DIRECTIONS FOR THIS TASK: Please return the full listing below without altering anything.

DATASET EXTRACT:
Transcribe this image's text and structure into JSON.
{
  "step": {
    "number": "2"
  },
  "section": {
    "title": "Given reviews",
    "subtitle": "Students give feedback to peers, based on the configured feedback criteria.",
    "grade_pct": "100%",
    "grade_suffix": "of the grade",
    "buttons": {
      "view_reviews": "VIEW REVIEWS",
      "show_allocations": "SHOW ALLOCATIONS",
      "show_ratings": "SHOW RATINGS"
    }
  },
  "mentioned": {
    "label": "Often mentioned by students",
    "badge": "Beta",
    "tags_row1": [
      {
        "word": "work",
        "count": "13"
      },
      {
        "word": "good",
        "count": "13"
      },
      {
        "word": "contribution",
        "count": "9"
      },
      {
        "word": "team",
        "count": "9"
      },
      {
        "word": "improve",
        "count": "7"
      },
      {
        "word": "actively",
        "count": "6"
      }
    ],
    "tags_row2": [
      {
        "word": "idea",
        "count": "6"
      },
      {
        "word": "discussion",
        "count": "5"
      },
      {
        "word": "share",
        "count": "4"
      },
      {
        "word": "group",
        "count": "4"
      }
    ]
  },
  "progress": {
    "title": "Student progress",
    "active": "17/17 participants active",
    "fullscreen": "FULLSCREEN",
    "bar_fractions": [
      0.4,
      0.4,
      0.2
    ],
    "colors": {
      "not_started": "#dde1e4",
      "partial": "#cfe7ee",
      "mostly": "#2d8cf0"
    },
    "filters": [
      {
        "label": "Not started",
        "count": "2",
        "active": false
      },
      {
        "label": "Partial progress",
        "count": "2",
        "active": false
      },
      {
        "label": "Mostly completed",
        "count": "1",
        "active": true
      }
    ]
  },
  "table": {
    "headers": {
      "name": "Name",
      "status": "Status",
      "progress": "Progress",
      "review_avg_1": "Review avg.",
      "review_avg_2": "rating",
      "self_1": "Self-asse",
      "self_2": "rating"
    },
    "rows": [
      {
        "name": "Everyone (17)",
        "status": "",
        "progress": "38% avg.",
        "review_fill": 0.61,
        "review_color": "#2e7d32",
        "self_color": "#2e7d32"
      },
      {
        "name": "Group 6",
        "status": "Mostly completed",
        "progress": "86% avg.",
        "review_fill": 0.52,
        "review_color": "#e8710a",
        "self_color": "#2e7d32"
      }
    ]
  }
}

EXERCISE RESULT:
Transcribe this image's text and structure into JSON.
{
  "step": {
    "number": "2"
  },
  "section": {
    "title": "Given reviews",
    "subtitle": "Students give feedback to peers, based on the configured feedback criteria.",
    "grade_pct": "100%",
    "grade_suffix": "of the grade",
    "buttons": {
      "view_reviews": "VIEW REVIEWS",
      "show_allocations": "SHOW ALLOCATIONS",
      "show_ratings": "SHOW RATINGS"
    }
  },
  "mentioned": {
    "label": "Often mentioned by students",
    "badge": "Beta",
    "tags_row1": [
      {
        "word": "work",
        "count": "13"
      },
      {
        "word": "good",
        "count": "13"
      },
      {
        "word": "contribution",
        "count": "9"
      },
      {
        "word": "team",
        "count": "9"
      },
      {
        "word": "improve",
        "count": "7"
      },
      {
        "word": "actively",
        "count": "6"
      }
    ],
    "tags_row2": [
      {
        "word": "idea",
        "count": "6"
      },
      {
        "word": "discussion",
        "count": "5"
      },
      {
        "word": "share",
        "count": "4"
      },
      {
        "word": "group",
        "count": "4"
      }
    ]
  },
  "progress": {
    "title": "Student progress",
    "active": "17/17 participants active",
    "fullscreen": "FULLSCREEN",
    "bar_fractions": [
      0.4,
      0.4,
      0.2
    ],
    "colors": {
      "not_started": "#dde1e4",
      "partial": "#cfe7ee",
      "mostly": "#2d8cf0"
    },
    "filters": [
      {
        "label": "Not started",
        "count": "2",
        "active": false
      },
      {
        "label": "Partial progress",
        "count": "2",
        "active": false
      },
      {
        "label": "Mostly completed",
        "count": "1",
        "active": true
      }
    ]
  },
  "table": {
    "headers": {
      "name": "Name",
      "status": "Status",
      "progress": "Progress",
      "review_avg_1": "Review avg.",
      "review_avg_2": "rating",
      "self_1": "Self-asse",
      "self_2": "rating"
    },
    "rows": [
      {
        "name": "Everyone (17)",
        "status": "",
        "progress": "38% avg.",
        "review_fill": 0.61,
        "review_color": "#2e7d32",
        "self_color": "#2e7d32"
      },
      {
        "name": "Group 6",
        "status": "Mostly completed",
        "progress": "86% avg.",
        "review_fill": 0.52,
        "review_color": "#e8710a",
        "self_color": "#2e7d32"
      }
    ]
  }
}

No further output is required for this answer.